- **What you will do**: Scan the listing below and copy every line holding "Kennwerte".

- **Information given**:

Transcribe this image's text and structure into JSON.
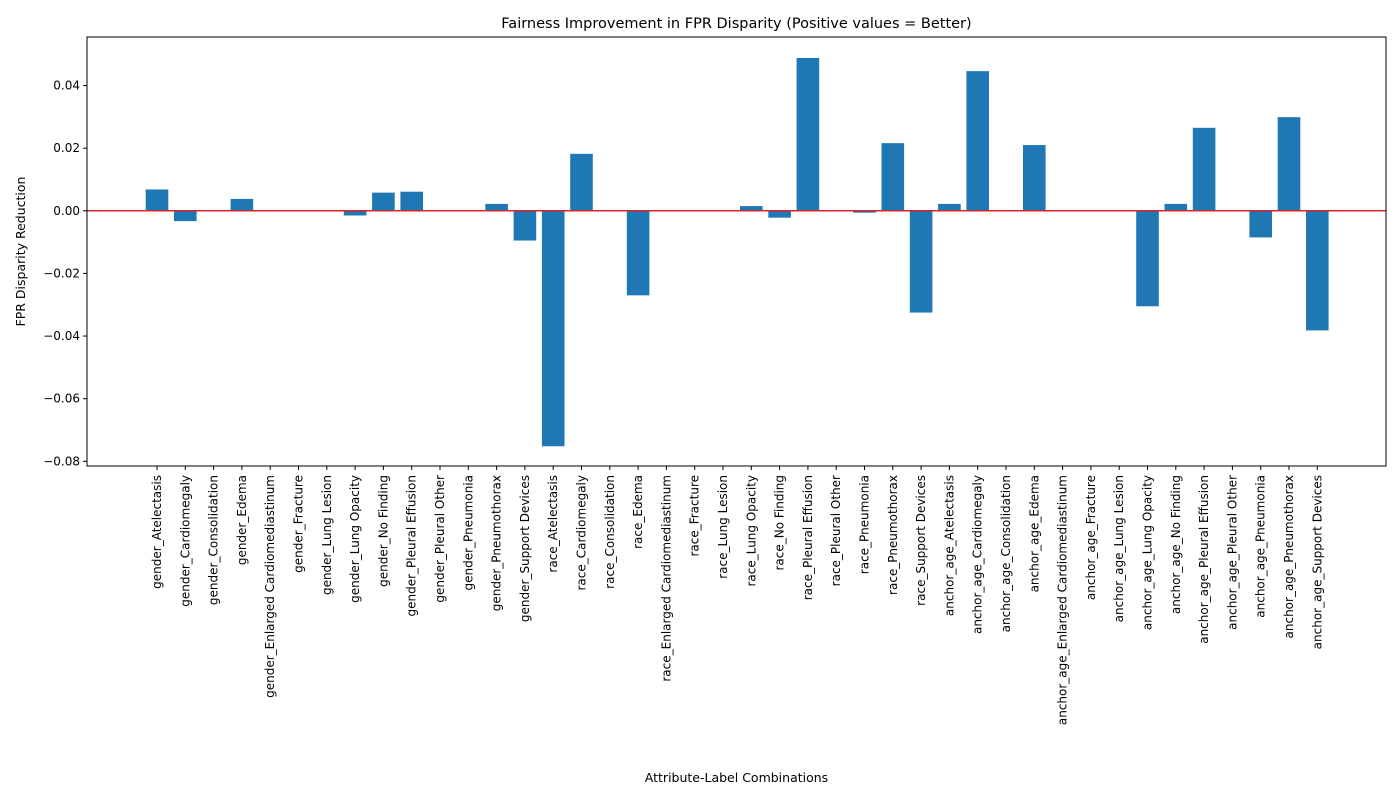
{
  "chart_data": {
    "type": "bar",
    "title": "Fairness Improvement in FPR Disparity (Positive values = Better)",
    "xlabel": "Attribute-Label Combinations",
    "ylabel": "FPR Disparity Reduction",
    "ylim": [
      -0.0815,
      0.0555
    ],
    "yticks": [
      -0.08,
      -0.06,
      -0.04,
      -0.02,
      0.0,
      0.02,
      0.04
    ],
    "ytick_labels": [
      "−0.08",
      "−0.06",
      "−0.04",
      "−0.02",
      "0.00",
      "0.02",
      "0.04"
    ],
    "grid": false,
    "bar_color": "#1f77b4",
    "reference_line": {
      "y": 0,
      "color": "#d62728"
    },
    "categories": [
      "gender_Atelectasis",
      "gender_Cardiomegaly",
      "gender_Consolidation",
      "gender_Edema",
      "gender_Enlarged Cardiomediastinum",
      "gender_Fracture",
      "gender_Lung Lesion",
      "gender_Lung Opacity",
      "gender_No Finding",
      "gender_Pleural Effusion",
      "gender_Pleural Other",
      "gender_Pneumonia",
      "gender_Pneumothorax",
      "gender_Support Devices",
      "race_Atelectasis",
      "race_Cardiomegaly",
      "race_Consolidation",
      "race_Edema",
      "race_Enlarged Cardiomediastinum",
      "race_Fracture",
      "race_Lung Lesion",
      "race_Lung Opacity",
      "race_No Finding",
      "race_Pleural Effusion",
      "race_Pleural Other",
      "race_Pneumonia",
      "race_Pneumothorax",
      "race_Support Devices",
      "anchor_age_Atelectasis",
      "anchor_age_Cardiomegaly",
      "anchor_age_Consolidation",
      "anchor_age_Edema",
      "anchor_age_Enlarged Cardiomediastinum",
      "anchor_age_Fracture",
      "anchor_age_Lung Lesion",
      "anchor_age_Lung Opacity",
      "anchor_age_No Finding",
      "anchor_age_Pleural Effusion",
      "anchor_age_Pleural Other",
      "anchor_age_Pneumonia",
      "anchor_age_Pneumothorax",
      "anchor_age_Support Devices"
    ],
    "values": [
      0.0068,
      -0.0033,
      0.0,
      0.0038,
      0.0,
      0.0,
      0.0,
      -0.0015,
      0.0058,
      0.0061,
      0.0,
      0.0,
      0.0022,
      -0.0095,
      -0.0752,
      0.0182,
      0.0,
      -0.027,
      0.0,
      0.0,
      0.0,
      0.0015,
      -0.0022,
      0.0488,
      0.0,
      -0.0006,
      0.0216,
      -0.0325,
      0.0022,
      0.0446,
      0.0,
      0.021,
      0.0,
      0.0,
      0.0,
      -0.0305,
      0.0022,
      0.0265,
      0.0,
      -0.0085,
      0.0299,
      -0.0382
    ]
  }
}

==

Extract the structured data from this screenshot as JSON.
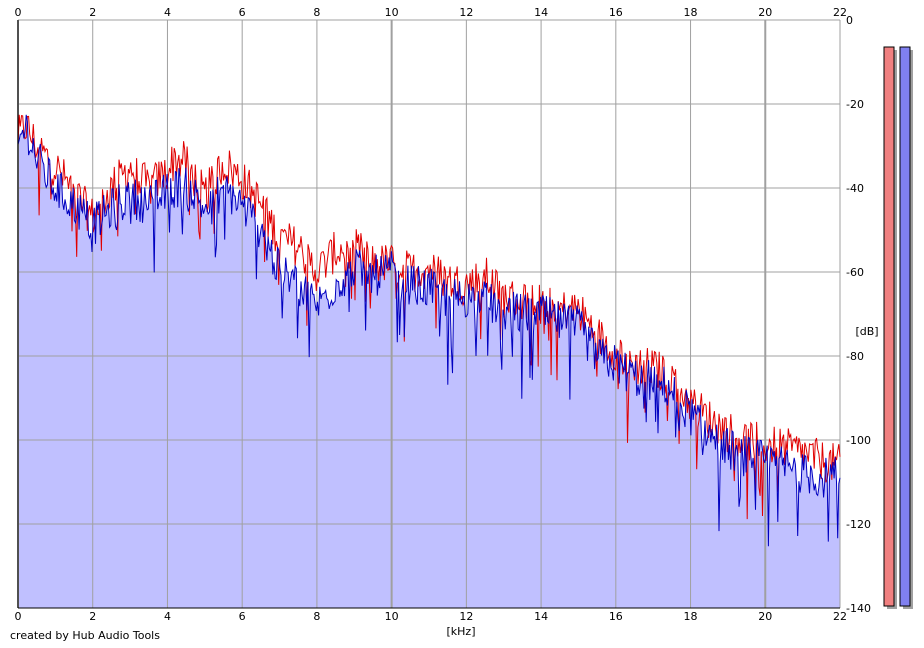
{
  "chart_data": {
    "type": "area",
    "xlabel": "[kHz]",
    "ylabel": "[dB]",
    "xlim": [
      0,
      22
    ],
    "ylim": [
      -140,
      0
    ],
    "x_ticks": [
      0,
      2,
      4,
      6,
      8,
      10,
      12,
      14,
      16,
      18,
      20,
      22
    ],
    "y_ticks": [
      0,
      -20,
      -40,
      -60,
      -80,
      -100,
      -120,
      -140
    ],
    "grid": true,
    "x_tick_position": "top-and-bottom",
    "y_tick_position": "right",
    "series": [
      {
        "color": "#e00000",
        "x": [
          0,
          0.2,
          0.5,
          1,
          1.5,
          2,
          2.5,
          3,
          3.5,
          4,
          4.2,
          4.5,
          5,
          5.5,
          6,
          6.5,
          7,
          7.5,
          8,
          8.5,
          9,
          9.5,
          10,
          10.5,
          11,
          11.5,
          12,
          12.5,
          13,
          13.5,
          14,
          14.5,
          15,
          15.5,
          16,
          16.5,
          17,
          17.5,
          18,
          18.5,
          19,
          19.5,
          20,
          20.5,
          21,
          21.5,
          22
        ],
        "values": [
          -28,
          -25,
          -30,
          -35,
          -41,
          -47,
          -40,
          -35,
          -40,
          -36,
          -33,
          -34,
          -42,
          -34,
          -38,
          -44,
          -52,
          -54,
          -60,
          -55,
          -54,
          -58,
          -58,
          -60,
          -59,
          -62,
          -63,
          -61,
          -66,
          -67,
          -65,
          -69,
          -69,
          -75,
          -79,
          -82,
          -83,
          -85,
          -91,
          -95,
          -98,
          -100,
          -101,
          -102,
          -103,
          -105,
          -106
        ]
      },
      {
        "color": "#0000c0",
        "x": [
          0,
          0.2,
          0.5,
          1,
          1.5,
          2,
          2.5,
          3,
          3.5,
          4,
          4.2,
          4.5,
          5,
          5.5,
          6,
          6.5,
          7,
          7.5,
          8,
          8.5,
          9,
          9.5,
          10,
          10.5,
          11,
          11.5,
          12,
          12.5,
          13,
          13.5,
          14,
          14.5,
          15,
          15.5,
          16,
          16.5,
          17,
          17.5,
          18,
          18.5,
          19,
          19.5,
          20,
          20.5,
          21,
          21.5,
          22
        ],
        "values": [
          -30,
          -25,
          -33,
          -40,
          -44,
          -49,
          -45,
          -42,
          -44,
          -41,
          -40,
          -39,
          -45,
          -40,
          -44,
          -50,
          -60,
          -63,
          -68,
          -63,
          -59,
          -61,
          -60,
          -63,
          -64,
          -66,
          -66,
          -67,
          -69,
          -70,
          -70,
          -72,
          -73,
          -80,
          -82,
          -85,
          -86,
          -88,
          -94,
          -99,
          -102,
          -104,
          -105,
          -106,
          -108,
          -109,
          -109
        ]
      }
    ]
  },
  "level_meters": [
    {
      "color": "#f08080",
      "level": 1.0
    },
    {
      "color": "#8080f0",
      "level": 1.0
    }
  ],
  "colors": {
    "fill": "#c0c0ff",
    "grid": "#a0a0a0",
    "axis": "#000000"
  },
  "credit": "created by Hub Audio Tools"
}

--

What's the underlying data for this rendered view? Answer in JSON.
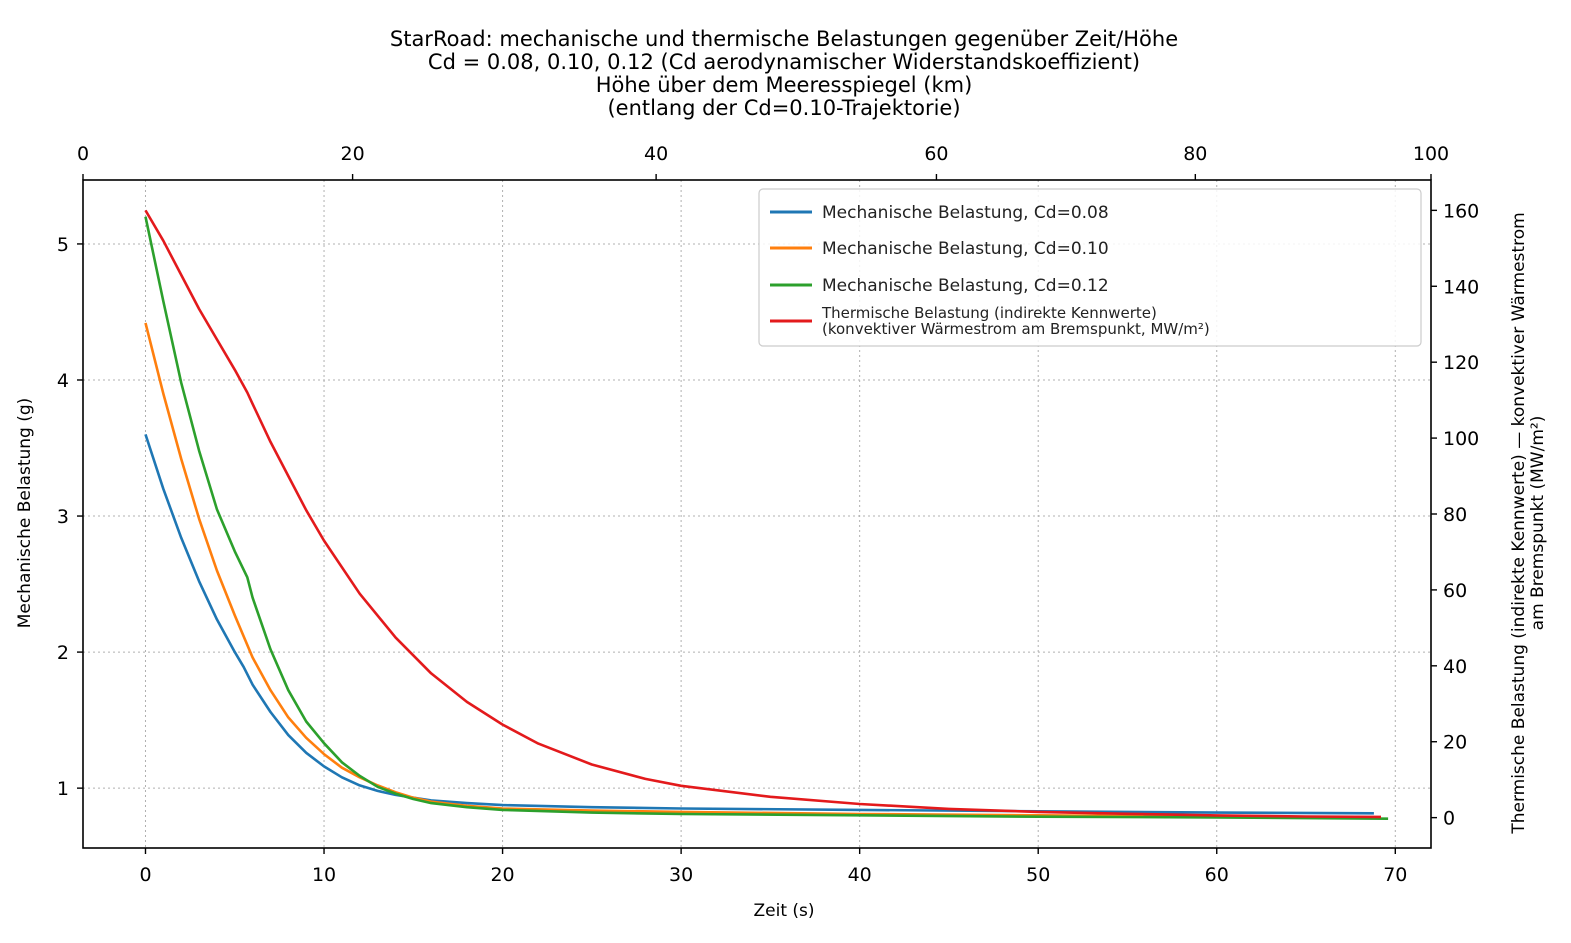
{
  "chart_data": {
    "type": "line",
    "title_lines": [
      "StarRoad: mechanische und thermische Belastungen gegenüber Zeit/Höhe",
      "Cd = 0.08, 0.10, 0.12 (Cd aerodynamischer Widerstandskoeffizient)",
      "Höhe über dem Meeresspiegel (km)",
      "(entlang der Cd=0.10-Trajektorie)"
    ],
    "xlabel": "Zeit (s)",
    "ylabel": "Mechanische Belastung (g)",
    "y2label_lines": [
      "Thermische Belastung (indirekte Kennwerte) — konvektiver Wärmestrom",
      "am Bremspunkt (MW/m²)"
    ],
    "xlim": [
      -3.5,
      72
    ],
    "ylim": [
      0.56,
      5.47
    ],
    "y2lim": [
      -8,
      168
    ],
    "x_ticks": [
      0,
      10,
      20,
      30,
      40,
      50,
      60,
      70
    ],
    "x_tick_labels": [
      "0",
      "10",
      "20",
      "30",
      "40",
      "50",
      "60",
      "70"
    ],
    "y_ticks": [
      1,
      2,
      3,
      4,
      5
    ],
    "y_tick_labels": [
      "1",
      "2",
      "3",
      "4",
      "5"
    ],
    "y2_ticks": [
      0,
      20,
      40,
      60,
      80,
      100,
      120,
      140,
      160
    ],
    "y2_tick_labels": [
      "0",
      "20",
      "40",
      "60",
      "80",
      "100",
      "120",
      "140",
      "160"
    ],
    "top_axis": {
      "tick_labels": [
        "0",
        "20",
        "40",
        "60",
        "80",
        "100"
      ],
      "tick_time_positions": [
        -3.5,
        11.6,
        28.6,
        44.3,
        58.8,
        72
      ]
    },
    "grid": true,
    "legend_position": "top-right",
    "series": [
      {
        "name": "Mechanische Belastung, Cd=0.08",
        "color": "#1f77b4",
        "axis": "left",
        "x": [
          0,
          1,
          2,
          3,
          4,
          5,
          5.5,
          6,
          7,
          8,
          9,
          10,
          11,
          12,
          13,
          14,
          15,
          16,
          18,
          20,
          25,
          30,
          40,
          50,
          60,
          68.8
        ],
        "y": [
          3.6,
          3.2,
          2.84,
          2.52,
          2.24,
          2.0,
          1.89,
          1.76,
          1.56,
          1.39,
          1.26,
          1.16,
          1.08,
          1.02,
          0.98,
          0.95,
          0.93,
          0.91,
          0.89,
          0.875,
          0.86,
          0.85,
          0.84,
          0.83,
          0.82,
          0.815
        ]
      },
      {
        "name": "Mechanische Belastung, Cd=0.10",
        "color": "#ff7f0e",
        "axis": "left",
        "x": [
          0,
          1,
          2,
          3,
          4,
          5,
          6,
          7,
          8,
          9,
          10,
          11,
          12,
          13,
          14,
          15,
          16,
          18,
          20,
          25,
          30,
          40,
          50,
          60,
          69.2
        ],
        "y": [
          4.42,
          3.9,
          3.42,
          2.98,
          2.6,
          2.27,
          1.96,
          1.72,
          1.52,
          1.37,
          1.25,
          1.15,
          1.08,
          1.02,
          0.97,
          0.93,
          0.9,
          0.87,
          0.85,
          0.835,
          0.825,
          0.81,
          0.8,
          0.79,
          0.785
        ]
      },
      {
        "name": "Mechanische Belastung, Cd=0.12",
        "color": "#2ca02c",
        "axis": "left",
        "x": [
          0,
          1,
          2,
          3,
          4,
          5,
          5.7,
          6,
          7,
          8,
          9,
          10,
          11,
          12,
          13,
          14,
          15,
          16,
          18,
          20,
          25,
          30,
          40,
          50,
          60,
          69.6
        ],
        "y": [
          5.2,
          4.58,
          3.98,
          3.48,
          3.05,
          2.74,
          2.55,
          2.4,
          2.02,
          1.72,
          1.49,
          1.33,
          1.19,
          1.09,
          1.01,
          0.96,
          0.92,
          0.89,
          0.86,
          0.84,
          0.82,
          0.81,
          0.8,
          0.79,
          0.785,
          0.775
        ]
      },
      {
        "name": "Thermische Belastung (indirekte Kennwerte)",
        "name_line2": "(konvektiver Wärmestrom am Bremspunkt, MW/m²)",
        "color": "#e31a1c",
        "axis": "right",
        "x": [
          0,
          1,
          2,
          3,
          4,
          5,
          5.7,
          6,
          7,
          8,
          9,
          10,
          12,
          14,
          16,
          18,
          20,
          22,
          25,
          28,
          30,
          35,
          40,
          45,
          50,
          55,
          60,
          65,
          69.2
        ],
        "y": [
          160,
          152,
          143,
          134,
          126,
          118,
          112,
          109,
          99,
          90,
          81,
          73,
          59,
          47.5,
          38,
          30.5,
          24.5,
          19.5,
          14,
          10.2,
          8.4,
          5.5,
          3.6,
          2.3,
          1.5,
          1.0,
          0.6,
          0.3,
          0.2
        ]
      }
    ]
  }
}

- **Full output**:
      "Thermische Belastung (indirekte Kennwerte) — konvektiver Wärmestrom",
        "name": "Thermische Belastung (indirekte Kennwerte)",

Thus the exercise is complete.